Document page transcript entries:
■ ■ ■ ■ ■ ■ ■

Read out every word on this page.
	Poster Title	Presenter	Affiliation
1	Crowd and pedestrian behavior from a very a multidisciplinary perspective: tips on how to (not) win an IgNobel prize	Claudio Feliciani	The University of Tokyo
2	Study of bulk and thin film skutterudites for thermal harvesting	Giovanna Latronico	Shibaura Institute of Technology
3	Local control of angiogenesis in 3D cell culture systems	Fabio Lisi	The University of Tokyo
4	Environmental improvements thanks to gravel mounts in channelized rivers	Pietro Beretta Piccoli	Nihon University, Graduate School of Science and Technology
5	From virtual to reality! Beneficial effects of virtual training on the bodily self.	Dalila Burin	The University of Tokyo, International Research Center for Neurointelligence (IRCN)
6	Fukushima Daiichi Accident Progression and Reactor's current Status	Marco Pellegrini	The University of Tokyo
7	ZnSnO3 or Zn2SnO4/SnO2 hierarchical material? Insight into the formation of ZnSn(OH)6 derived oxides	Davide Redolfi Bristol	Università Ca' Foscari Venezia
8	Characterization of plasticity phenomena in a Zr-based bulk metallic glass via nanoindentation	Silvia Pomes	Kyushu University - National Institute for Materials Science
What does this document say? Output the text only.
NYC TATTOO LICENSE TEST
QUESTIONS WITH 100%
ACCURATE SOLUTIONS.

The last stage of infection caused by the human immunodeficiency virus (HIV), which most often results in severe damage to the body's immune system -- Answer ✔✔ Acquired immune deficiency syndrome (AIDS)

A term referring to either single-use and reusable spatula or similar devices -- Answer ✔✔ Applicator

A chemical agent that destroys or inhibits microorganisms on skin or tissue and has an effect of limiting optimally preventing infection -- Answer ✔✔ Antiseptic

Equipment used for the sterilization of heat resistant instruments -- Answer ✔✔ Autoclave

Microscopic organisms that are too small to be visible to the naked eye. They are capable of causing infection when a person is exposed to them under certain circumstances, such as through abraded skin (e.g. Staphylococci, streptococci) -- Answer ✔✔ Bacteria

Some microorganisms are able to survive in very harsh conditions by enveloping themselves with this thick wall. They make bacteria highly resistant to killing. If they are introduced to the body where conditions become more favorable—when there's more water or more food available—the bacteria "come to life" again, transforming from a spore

■ ■ ■ ■ ■ ■ ■

TASK INSTRUCTIONS: Across the records, how many lines carry the word "that"? The answer should be a number alone.

ANSWER SPACE: 2